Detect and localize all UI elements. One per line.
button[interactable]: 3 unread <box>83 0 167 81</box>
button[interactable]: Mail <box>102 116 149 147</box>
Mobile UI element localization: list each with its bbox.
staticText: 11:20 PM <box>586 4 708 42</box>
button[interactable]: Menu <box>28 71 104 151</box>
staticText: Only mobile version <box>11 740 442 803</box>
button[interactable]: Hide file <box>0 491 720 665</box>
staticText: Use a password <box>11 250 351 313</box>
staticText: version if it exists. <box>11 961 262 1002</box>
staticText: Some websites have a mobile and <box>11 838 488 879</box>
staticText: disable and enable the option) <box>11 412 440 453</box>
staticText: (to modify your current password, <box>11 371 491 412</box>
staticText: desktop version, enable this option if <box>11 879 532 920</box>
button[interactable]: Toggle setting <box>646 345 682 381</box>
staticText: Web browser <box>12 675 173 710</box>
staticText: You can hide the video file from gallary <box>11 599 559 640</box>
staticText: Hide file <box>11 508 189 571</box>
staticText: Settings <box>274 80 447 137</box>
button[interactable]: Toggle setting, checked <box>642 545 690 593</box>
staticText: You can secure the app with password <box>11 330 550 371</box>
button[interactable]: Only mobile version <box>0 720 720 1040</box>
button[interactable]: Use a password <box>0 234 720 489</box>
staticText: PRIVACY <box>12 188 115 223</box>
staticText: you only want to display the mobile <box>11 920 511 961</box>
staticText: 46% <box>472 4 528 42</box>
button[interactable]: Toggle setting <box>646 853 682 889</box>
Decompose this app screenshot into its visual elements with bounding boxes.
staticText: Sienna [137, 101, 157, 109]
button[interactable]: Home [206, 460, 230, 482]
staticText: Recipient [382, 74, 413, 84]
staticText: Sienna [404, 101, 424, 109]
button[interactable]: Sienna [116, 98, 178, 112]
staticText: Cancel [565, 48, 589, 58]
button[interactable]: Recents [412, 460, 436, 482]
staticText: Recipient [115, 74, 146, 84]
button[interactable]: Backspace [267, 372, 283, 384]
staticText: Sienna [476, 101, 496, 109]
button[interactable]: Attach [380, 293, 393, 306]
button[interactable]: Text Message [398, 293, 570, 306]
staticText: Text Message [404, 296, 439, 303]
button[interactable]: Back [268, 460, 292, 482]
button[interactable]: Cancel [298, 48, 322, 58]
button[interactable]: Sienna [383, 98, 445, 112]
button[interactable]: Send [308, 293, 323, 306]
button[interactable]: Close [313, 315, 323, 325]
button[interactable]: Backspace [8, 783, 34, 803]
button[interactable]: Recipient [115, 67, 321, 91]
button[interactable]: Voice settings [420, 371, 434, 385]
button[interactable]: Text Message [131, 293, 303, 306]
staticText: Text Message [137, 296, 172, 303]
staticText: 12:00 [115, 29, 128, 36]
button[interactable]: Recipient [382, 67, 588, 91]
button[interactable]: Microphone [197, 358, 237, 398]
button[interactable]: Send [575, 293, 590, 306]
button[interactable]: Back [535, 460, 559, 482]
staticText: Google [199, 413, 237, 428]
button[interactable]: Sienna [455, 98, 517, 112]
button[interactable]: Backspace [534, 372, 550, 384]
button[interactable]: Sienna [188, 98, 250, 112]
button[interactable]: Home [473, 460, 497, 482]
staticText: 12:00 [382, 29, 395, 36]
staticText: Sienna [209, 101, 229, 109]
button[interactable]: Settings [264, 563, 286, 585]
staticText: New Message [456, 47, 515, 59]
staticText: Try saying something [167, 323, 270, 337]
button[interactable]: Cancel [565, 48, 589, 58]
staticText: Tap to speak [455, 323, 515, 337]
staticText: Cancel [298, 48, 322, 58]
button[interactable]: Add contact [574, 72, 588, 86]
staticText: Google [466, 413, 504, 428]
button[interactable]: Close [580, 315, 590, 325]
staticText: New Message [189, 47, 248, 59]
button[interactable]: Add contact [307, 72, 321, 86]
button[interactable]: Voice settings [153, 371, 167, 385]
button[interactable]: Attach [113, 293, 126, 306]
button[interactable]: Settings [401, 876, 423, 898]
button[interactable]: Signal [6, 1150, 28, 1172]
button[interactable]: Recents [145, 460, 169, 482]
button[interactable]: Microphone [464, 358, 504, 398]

* * * * *

• Work required: Copy out all of the records above word for word, keeping every line in the same order.

• Solved exercise:
Detect and localize all UI elements. One per line.
button[interactable]: 3 unread <box>83 0 167 81</box>
button[interactable]: Mail <box>102 116 149 147</box>
Mobile UI element localization: list each with its bbox.
staticText: 11:20 PM <box>586 4 708 42</box>
button[interactable]: Menu <box>28 71 104 151</box>
staticText: Only mobile version <box>11 740 442 803</box>
button[interactable]: Hide file <box>0 491 720 665</box>
staticText: Use a password <box>11 250 351 313</box>
staticText: version if it exists. <box>11 961 262 1002</box>
staticText: Some websites have a mobile and <box>11 838 488 879</box>
staticText: disable and enable the option) <box>11 412 440 453</box>
staticText: (to modify your current password, <box>11 371 491 412</box>
staticText: desktop version, enable this option if <box>11 879 532 920</box>
button[interactable]: Toggle setting <box>646 345 682 381</box>
staticText: Web browser <box>12 675 173 710</box>
staticText: You can hide the video file from gallary <box>11 599 559 640</box>
staticText: Hide file <box>11 508 189 571</box>
staticText: Settings <box>274 80 447 137</box>
button[interactable]: Toggle setting, checked <box>642 545 690 593</box>
staticText: You can secure the app with password <box>11 330 550 371</box>
button[interactable]: Only mobile version <box>0 720 720 1040</box>
button[interactable]: Use a password <box>0 234 720 489</box>
staticText: PRIVACY <box>12 188 115 223</box>
staticText: you only want to display the mobile <box>11 920 511 961</box>
staticText: 46% <box>472 4 528 42</box>
button[interactable]: Toggle setting <box>646 853 682 889</box>
Decompose this app screenshot into its visual elements with bounding boxes.
staticText: Sienna [137, 101, 157, 109]
button[interactable]: Home [206, 460, 230, 482]
staticText: Recipient [382, 74, 413, 84]
staticText: Sienna [404, 101, 424, 109]
button[interactable]: Sienna [116, 98, 178, 112]
staticText: Cancel [565, 48, 589, 58]
button[interactable]: Recents [412, 460, 436, 482]
staticText: Recipient [115, 74, 146, 84]
button[interactable]: Backspace [267, 372, 283, 384]
staticText: Sienna [476, 101, 496, 109]
button[interactable]: Attach [380, 293, 393, 306]
button[interactable]: Text Message [398, 293, 570, 306]
staticText: Text Message [404, 296, 439, 303]
button[interactable]: Back [268, 460, 292, 482]
button[interactable]: Cancel [298, 48, 322, 58]
button[interactable]: Sienna [383, 98, 445, 112]
button[interactable]: Send [308, 293, 323, 306]
button[interactable]: Close [313, 315, 323, 325]
button[interactable]: Backspace [8, 783, 34, 803]
button[interactable]: Recipient [115, 67, 321, 91]
button[interactable]: Voice settings [420, 371, 434, 385]
button[interactable]: Text Message [131, 293, 303, 306]
staticText: Text Message [137, 296, 172, 303]
staticText: 12:00 [115, 29, 128, 36]
button[interactable]: Recipient [382, 67, 588, 91]
button[interactable]: Microphone [197, 358, 237, 398]
button[interactable]: Send [575, 293, 590, 306]
button[interactable]: Back [535, 460, 559, 482]
staticText: Google [199, 413, 237, 428]
button[interactable]: Sienna [455, 98, 517, 112]
button[interactable]: Backspace [534, 372, 550, 384]
button[interactable]: Sienna [188, 98, 250, 112]
button[interactable]: Home [473, 460, 497, 482]
staticText: 12:00 [382, 29, 395, 36]
staticText: Sienna [209, 101, 229, 109]
button[interactable]: Settings [264, 563, 286, 585]
staticText: New Message [456, 47, 515, 59]
staticText: Try saying something [167, 323, 270, 337]
button[interactable]: Cancel [565, 48, 589, 58]
staticText: Tap to speak [455, 323, 515, 337]
staticText: Cancel [298, 48, 322, 58]
button[interactable]: Add contact [574, 72, 588, 86]
staticText: Google [466, 413, 504, 428]
button[interactable]: Close [580, 315, 590, 325]
staticText: New Message [189, 47, 248, 59]
button[interactable]: Add contact [307, 72, 321, 86]
button[interactable]: Voice settings [153, 371, 167, 385]
button[interactable]: Attach [113, 293, 126, 306]
button[interactable]: Settings [401, 876, 423, 898]
button[interactable]: Signal [6, 1150, 28, 1172]
button[interactable]: Recents [145, 460, 169, 482]
button[interactable]: Microphone [464, 358, 504, 398]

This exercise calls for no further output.